# [Short exercise]
Your task is to repeat the listing exactly.

[Dataset excerpt]
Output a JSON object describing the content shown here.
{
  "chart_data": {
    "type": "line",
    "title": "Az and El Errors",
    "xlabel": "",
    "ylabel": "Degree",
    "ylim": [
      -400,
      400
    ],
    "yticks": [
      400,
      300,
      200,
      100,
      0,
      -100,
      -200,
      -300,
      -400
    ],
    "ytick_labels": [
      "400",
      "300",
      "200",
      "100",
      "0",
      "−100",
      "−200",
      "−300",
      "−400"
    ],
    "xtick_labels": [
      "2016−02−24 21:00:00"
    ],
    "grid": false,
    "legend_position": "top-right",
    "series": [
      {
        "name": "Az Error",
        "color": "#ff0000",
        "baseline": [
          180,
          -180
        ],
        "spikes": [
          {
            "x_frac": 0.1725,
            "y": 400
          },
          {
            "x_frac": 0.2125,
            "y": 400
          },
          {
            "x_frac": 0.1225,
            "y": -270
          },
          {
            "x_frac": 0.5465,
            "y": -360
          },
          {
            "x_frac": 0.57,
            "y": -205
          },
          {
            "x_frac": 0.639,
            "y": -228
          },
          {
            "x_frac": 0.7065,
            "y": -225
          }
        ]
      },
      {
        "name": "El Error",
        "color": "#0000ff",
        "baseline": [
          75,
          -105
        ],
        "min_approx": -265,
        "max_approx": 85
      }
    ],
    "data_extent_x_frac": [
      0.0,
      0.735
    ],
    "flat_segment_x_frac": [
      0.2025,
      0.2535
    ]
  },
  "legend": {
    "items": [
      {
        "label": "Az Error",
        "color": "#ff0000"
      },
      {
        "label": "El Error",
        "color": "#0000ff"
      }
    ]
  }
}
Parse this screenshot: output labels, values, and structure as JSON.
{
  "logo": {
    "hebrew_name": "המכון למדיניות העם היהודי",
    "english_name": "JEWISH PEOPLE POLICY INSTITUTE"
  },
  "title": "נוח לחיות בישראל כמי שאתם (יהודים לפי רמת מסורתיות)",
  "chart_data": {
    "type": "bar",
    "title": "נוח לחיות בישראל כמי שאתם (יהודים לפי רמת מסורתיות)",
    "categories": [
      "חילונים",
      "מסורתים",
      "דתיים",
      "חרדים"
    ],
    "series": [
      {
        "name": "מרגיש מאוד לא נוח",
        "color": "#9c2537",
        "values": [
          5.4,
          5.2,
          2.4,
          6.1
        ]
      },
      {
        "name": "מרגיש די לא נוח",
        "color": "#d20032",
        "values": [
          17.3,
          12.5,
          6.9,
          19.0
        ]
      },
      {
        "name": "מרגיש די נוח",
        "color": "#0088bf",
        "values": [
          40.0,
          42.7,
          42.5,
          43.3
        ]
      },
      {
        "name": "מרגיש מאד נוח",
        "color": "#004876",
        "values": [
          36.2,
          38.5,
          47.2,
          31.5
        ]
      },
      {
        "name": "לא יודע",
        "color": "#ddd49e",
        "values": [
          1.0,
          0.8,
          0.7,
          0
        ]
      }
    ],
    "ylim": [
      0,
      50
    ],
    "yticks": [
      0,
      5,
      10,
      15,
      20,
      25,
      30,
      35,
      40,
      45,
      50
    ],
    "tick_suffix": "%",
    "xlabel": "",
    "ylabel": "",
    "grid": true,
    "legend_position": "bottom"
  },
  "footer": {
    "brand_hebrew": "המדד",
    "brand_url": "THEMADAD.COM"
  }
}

# [Exercise response]
Output a JSON object describing the content shown here.
{
  "chart_data": {
    "type": "line",
    "title": "Az and El Errors",
    "xlabel": "",
    "ylabel": "Degree",
    "ylim": [
      -400,
      400
    ],
    "yticks": [
      400,
      300,
      200,
      100,
      0,
      -100,
      -200,
      -300,
      -400
    ],
    "ytick_labels": [
      "400",
      "300",
      "200",
      "100",
      "0",
      "−100",
      "−200",
      "−300",
      "−400"
    ],
    "xtick_labels": [
      "2016−02−24 21:00:00"
    ],
    "grid": false,
    "legend_position": "top-right",
    "series": [
      {
        "name": "Az Error",
        "color": "#ff0000",
        "baseline": [
          180,
          -180
        ],
        "spikes": [
          {
            "x_frac": 0.1725,
            "y": 400
          },
          {
            "x_frac": 0.2125,
            "y": 400
          },
          {
            "x_frac": 0.1225,
            "y": -270
          },
          {
            "x_frac": 0.5465,
            "y": -360
          },
          {
            "x_frac": 0.57,
            "y": -205
          },
          {
            "x_frac": 0.639,
            "y": -228
          },
          {
            "x_frac": 0.7065,
            "y": -225
          }
        ]
      },
      {
        "name": "El Error",
        "color": "#0000ff",
        "baseline": [
          75,
          -105
        ],
        "min_approx": -265,
        "max_approx": 85
      }
    ],
    "data_extent_x_frac": [
      0.0,
      0.735
    ],
    "flat_segment_x_frac": [
      0.2025,
      0.2535
    ]
  },
  "legend": {
    "items": [
      {
        "label": "Az Error",
        "color": "#ff0000"
      },
      {
        "label": "El Error",
        "color": "#0000ff"
      }
    ]
  }
}
Parse this screenshot: output labels, values, and structure as JSON.
{
  "logo": {
    "hebrew_name": "המכון למדיניות העם היהודי",
    "english_name": "JEWISH PEOPLE POLICY INSTITUTE"
  },
  "title": "נוח לחיות בישראל כמי שאתם (יהודים לפי רמת מסורתיות)",
  "chart_data": {
    "type": "bar",
    "title": "נוח לחיות בישראל כמי שאתם (יהודים לפי רמת מסורתיות)",
    "categories": [
      "חילונים",
      "מסורתים",
      "דתיים",
      "חרדים"
    ],
    "series": [
      {
        "name": "מרגיש מאוד לא נוח",
        "color": "#9c2537",
        "values": [
          5.4,
          5.2,
          2.4,
          6.1
        ]
      },
      {
        "name": "מרגיש די לא נוח",
        "color": "#d20032",
        "values": [
          17.3,
          12.5,
          6.9,
          19.0
        ]
      },
      {
        "name": "מרגיש די נוח",
        "color": "#0088bf",
        "values": [
          40.0,
          42.7,
          42.5,
          43.3
        ]
      },
      {
        "name": "מרגיש מאד נוח",
        "color": "#004876",
        "values": [
          36.2,
          38.5,
          47.2,
          31.5
        ]
      },
      {
        "name": "לא יודע",
        "color": "#ddd49e",
        "values": [
          1.0,
          0.8,
          0.7,
          0
        ]
      }
    ],
    "ylim": [
      0,
      50
    ],
    "yticks": [
      0,
      5,
      10,
      15,
      20,
      25,
      30,
      35,
      40,
      45,
      50
    ],
    "tick_suffix": "%",
    "xlabel": "",
    "ylabel": "",
    "grid": true,
    "legend_position": "bottom"
  },
  "footer": {
    "brand_hebrew": "המדד",
    "brand_url": "THEMADAD.COM"
  }
}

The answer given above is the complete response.